Please write out the complete listing that follows, exactly as it reads.

-.-.-

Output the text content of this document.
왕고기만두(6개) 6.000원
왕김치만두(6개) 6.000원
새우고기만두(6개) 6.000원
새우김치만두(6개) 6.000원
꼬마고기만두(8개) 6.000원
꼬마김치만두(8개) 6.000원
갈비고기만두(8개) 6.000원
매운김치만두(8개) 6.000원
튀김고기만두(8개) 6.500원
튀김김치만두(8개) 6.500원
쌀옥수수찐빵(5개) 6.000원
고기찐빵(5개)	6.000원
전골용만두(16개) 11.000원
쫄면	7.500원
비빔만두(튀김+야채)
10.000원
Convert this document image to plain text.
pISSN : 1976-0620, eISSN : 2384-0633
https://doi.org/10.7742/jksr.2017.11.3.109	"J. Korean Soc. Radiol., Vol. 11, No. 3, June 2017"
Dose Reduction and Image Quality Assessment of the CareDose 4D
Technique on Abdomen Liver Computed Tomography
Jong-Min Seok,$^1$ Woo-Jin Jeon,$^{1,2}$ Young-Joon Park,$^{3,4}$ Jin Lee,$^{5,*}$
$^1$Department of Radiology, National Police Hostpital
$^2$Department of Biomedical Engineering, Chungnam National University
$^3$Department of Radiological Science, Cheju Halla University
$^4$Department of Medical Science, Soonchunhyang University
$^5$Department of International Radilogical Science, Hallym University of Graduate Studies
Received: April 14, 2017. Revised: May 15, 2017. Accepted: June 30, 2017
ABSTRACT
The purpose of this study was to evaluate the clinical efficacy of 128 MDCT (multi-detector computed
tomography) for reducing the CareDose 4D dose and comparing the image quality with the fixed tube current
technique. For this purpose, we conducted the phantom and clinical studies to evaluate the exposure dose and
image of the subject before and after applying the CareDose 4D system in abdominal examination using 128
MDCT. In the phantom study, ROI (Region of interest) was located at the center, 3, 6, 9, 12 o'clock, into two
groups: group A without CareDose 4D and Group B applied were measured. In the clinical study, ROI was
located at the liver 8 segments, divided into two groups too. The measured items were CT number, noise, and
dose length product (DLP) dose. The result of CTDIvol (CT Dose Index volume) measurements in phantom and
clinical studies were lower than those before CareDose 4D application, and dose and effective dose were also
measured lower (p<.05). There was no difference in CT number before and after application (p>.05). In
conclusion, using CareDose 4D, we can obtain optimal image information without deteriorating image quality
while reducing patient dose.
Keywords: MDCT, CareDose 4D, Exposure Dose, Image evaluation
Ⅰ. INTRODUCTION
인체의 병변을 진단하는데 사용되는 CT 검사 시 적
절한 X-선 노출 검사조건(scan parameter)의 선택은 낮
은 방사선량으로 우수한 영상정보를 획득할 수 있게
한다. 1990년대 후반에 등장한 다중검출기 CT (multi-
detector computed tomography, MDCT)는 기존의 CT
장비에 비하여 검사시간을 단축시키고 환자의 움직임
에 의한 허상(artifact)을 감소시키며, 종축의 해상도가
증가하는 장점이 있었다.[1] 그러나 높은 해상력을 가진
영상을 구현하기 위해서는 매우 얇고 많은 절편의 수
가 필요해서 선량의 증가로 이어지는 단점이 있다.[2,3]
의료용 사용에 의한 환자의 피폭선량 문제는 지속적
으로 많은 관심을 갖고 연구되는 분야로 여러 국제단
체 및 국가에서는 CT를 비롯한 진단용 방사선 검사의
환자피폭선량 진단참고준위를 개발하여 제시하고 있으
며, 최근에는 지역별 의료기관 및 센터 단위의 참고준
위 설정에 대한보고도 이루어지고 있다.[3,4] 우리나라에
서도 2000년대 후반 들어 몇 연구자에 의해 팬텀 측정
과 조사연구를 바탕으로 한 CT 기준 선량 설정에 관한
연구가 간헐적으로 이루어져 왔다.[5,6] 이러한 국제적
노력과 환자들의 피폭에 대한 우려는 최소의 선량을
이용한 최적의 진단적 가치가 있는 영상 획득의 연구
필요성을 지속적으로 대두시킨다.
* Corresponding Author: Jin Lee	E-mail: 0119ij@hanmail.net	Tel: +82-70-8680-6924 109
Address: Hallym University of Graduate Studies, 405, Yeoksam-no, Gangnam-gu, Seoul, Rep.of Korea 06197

-.-.-

• The completed task:
Output the text content of this document.
왕고기만두(6개) 6.000원
왕김치만두(6개) 6.000원
새우고기만두(6개) 6.000원
새우김치만두(6개) 6.000원
꼬마고기만두(8개) 6.000원
꼬마김치만두(8개) 6.000원
갈비고기만두(8개) 6.000원
매운김치만두(8개) 6.000원
튀김고기만두(8개) 6.500원
튀김김치만두(8개) 6.500원
쌀옥수수찐빵(5개) 6.000원
고기찐빵(5개)	6.000원
전골용만두(16개) 11.000원
쫄면	7.500원
비빔만두(튀김+야채)
10.000원
Convert this document image to plain text.
pISSN : 1976-0620, eISSN : 2384-0633
https://doi.org/10.7742/jksr.2017.11.3.109	"J. Korean Soc. Radiol., Vol. 11, No. 3, June 2017"
Dose Reduction and Image Quality Assessment of the CareDose 4D
Technique on Abdomen Liver Computed Tomography
Jong-Min Seok,$^1$ Woo-Jin Jeon,$^{1,2}$ Young-Joon Park,$^{3,4}$ Jin Lee,$^{5,*}$
$^1$Department of Radiology, National Police Hostpital
$^2$Department of Biomedical Engineering, Chungnam National University
$^3$Department of Radiological Science, Cheju Halla University
$^4$Department of Medical Science, Soonchunhyang University
$^5$Department of International Radilogical Science, Hallym University of Graduate Studies
Received: April 14, 2017. Revised: May 15, 2017. Accepted: June 30, 2017
ABSTRACT
The purpose of this study was to evaluate the clinical efficacy of 128 MDCT (multi-detector computed
tomography) for reducing the CareDose 4D dose and comparing the image quality with the fixed tube current
technique. For this purpose, we conducted the phantom and clinical studies to evaluate the exposure dose and
image of the subject before and after applying the CareDose 4D system in abdominal examination using 128
MDCT. In the phantom study, ROI (Region of interest) was located at the center, 3, 6, 9, 12 o'clock, into two
groups: group A without CareDose 4D and Group B applied were measured. In the clinical study, ROI was
located at the liver 8 segments, divided into two groups too. The measured items were CT number, noise, and
dose length product (DLP) dose. The result of CTDIvol (CT Dose Index volume) measurements in phantom and
clinical studies were lower than those before CareDose 4D application, and dose and effective dose were also
measured lower (p<.05). There was no difference in CT number before and after application (p>.05). In
conclusion, using CareDose 4D, we can obtain optimal image information without deteriorating image quality
while reducing patient dose.
Keywords: MDCT, CareDose 4D, Exposure Dose, Image evaluation
Ⅰ. INTRODUCTION
인체의 병변을 진단하는데 사용되는 CT 검사 시 적
절한 X-선 노출 검사조건(scan parameter)의 선택은 낮
은 방사선량으로 우수한 영상정보를 획득할 수 있게
한다. 1990년대 후반에 등장한 다중검출기 CT (multi-
detector computed tomography, MDCT)는 기존의 CT
장비에 비하여 검사시간을 단축시키고 환자의 움직임
에 의한 허상(artifact)을 감소시키며, 종축의 해상도가
증가하는 장점이 있었다.[1] 그러나 높은 해상력을 가진
영상을 구현하기 위해서는 매우 얇고 많은 절편의 수
가 필요해서 선량의 증가로 이어지는 단점이 있다.[2,3]
의료용 사용에 의한 환자의 피폭선량 문제는 지속적
으로 많은 관심을 갖고 연구되는 분야로 여러 국제단
체 및 국가에서는 CT를 비롯한 진단용 방사선 검사의
환자피폭선량 진단참고준위를 개발하여 제시하고 있으
며, 최근에는 지역별 의료기관 및 센터 단위의 참고준
위 설정에 대한보고도 이루어지고 있다.[3,4] 우리나라에
서도 2000년대 후반 들어 몇 연구자에 의해 팬텀 측정
과 조사연구를 바탕으로 한 CT 기준 선량 설정에 관한
연구가 간헐적으로 이루어져 왔다.[5,6] 이러한 국제적
노력과 환자들의 피폭에 대한 우려는 최소의 선량을
이용한 최적의 진단적 가치가 있는 영상 획득의 연구
필요성을 지속적으로 대두시킨다.
* Corresponding Author: Jin Lee	E-mail: 0119ij@hanmail.net	Tel: +82-70-8680-6924 109
Address: Hallym University of Graduate Studies, 405, Yeoksam-no, Gangnam-gu, Seoul, Rep.of Korea 06197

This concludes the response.